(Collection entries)

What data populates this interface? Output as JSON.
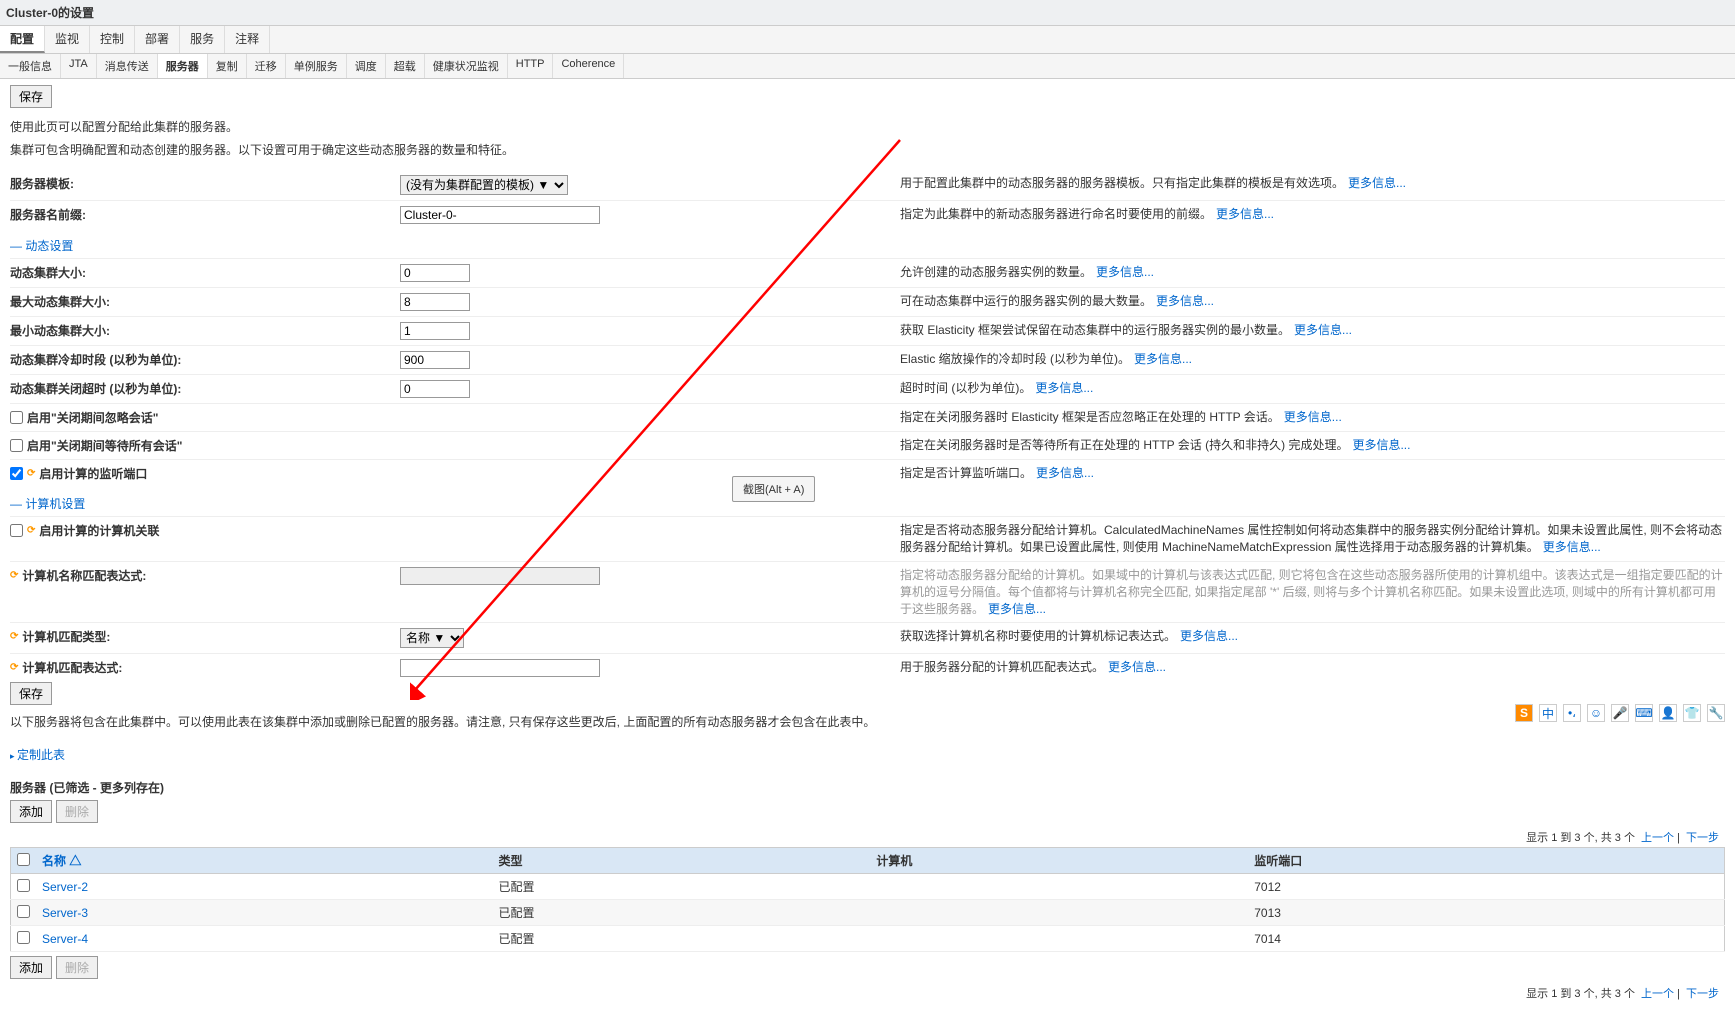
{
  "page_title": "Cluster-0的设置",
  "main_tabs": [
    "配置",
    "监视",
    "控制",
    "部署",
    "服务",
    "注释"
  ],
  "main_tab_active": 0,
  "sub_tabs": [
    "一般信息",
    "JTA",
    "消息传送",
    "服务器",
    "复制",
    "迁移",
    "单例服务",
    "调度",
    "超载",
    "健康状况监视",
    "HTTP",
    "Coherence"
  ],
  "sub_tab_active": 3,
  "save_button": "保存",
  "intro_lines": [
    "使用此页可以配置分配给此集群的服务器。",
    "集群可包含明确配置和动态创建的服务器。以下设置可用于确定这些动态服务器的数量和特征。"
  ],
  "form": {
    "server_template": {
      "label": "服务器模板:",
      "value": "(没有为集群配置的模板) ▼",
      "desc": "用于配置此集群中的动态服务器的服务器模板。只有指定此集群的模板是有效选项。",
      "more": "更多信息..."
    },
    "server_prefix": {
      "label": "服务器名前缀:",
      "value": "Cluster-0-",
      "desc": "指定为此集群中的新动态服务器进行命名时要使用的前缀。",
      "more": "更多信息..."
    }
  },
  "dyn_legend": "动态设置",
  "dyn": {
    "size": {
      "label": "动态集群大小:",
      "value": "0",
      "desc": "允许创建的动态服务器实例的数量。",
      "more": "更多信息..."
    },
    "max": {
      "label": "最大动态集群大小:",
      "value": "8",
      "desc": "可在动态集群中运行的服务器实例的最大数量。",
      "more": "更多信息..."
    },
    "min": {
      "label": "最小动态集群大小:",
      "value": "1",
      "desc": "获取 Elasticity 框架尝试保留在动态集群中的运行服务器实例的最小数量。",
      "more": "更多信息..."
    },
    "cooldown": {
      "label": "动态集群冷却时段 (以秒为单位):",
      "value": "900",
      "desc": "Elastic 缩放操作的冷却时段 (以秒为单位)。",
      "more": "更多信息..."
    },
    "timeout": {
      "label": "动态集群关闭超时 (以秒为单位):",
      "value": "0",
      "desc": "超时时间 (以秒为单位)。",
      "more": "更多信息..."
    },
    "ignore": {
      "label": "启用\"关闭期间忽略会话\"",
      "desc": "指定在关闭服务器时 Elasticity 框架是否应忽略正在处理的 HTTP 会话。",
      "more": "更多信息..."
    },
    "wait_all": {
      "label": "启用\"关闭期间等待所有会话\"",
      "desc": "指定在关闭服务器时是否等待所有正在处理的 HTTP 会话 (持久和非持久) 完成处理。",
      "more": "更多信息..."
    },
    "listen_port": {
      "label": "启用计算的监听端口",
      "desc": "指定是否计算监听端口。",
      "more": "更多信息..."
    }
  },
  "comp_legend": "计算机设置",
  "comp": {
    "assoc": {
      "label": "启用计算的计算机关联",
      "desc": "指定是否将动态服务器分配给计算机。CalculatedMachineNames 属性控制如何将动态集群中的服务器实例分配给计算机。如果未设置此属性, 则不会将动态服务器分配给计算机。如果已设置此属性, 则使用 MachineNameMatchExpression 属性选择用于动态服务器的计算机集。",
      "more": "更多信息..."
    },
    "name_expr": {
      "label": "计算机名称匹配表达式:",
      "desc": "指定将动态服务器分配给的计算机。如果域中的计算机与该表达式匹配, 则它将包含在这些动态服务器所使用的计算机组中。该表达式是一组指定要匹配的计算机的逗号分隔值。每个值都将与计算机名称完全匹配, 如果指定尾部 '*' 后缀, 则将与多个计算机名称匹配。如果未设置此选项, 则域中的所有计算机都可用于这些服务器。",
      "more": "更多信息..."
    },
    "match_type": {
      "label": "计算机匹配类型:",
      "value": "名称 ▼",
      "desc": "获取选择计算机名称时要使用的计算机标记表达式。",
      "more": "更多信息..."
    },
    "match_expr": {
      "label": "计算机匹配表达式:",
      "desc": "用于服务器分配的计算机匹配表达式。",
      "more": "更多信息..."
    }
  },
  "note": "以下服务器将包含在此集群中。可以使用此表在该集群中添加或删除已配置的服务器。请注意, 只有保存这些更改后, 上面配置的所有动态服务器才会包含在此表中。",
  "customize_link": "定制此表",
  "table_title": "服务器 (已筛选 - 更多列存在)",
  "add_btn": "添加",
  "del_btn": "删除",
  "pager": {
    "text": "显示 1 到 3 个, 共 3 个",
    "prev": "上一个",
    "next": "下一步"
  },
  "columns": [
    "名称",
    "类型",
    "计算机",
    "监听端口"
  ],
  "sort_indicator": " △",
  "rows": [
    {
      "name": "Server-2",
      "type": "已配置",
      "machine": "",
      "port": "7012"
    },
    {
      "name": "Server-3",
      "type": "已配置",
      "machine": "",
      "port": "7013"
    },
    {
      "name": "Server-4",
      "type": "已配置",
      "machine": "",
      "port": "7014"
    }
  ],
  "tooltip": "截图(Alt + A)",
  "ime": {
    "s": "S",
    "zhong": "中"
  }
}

▸ Set task:
Transcribe every record above exactly, leaving out the pictures.

▸ Written response:
What data populates this interface? Output as JSON.
{
  "page_title": "Cluster-0的设置",
  "main_tabs": [
    "配置",
    "监视",
    "控制",
    "部署",
    "服务",
    "注释"
  ],
  "main_tab_active": 0,
  "sub_tabs": [
    "一般信息",
    "JTA",
    "消息传送",
    "服务器",
    "复制",
    "迁移",
    "单例服务",
    "调度",
    "超载",
    "健康状况监视",
    "HTTP",
    "Coherence"
  ],
  "sub_tab_active": 3,
  "save_button": "保存",
  "intro_lines": [
    "使用此页可以配置分配给此集群的服务器。",
    "集群可包含明确配置和动态创建的服务器。以下设置可用于确定这些动态服务器的数量和特征。"
  ],
  "form": {
    "server_template": {
      "label": "服务器模板:",
      "value": "(没有为集群配置的模板) ▼",
      "desc": "用于配置此集群中的动态服务器的服务器模板。只有指定此集群的模板是有效选项。",
      "more": "更多信息..."
    },
    "server_prefix": {
      "label": "服务器名前缀:",
      "value": "Cluster-0-",
      "desc": "指定为此集群中的新动态服务器进行命名时要使用的前缀。",
      "more": "更多信息..."
    }
  },
  "dyn_legend": "动态设置",
  "dyn": {
    "size": {
      "label": "动态集群大小:",
      "value": "0",
      "desc": "允许创建的动态服务器实例的数量。",
      "more": "更多信息..."
    },
    "max": {
      "label": "最大动态集群大小:",
      "value": "8",
      "desc": "可在动态集群中运行的服务器实例的最大数量。",
      "more": "更多信息..."
    },
    "min": {
      "label": "最小动态集群大小:",
      "value": "1",
      "desc": "获取 Elasticity 框架尝试保留在动态集群中的运行服务器实例的最小数量。",
      "more": "更多信息..."
    },
    "cooldown": {
      "label": "动态集群冷却时段 (以秒为单位):",
      "value": "900",
      "desc": "Elastic 缩放操作的冷却时段 (以秒为单位)。",
      "more": "更多信息..."
    },
    "timeout": {
      "label": "动态集群关闭超时 (以秒为单位):",
      "value": "0",
      "desc": "超时时间 (以秒为单位)。",
      "more": "更多信息..."
    },
    "ignore": {
      "label": "启用\"关闭期间忽略会话\"",
      "desc": "指定在关闭服务器时 Elasticity 框架是否应忽略正在处理的 HTTP 会话。",
      "more": "更多信息..."
    },
    "wait_all": {
      "label": "启用\"关闭期间等待所有会话\"",
      "desc": "指定在关闭服务器时是否等待所有正在处理的 HTTP 会话 (持久和非持久) 完成处理。",
      "more": "更多信息..."
    },
    "listen_port": {
      "label": "启用计算的监听端口",
      "desc": "指定是否计算监听端口。",
      "more": "更多信息..."
    }
  },
  "comp_legend": "计算机设置",
  "comp": {
    "assoc": {
      "label": "启用计算的计算机关联",
      "desc": "指定是否将动态服务器分配给计算机。CalculatedMachineNames 属性控制如何将动态集群中的服务器实例分配给计算机。如果未设置此属性, 则不会将动态服务器分配给计算机。如果已设置此属性, 则使用 MachineNameMatchExpression 属性选择用于动态服务器的计算机集。",
      "more": "更多信息..."
    },
    "name_expr": {
      "label": "计算机名称匹配表达式:",
      "desc": "指定将动态服务器分配给的计算机。如果域中的计算机与该表达式匹配, 则它将包含在这些动态服务器所使用的计算机组中。该表达式是一组指定要匹配的计算机的逗号分隔值。每个值都将与计算机名称完全匹配, 如果指定尾部 '*' 后缀, 则将与多个计算机名称匹配。如果未设置此选项, 则域中的所有计算机都可用于这些服务器。",
      "more": "更多信息..."
    },
    "match_type": {
      "label": "计算机匹配类型:",
      "value": "名称 ▼",
      "desc": "获取选择计算机名称时要使用的计算机标记表达式。",
      "more": "更多信息..."
    },
    "match_expr": {
      "label": "计算机匹配表达式:",
      "desc": "用于服务器分配的计算机匹配表达式。",
      "more": "更多信息..."
    }
  },
  "note": "以下服务器将包含在此集群中。可以使用此表在该集群中添加或删除已配置的服务器。请注意, 只有保存这些更改后, 上面配置的所有动态服务器才会包含在此表中。",
  "customize_link": "定制此表",
  "table_title": "服务器 (已筛选 - 更多列存在)",
  "add_btn": "添加",
  "del_btn": "删除",
  "pager": {
    "text": "显示 1 到 3 个, 共 3 个",
    "prev": "上一个",
    "next": "下一步"
  },
  "columns": [
    "名称",
    "类型",
    "计算机",
    "监听端口"
  ],
  "sort_indicator": " △",
  "rows": [
    {
      "name": "Server-2",
      "type": "已配置",
      "machine": "",
      "port": "7012"
    },
    {
      "name": "Server-3",
      "type": "已配置",
      "machine": "",
      "port": "7013"
    },
    {
      "name": "Server-4",
      "type": "已配置",
      "machine": "",
      "port": "7014"
    }
  ],
  "tooltip": "截图(Alt + A)",
  "ime": {
    "s": "S",
    "zhong": "中"
  }
}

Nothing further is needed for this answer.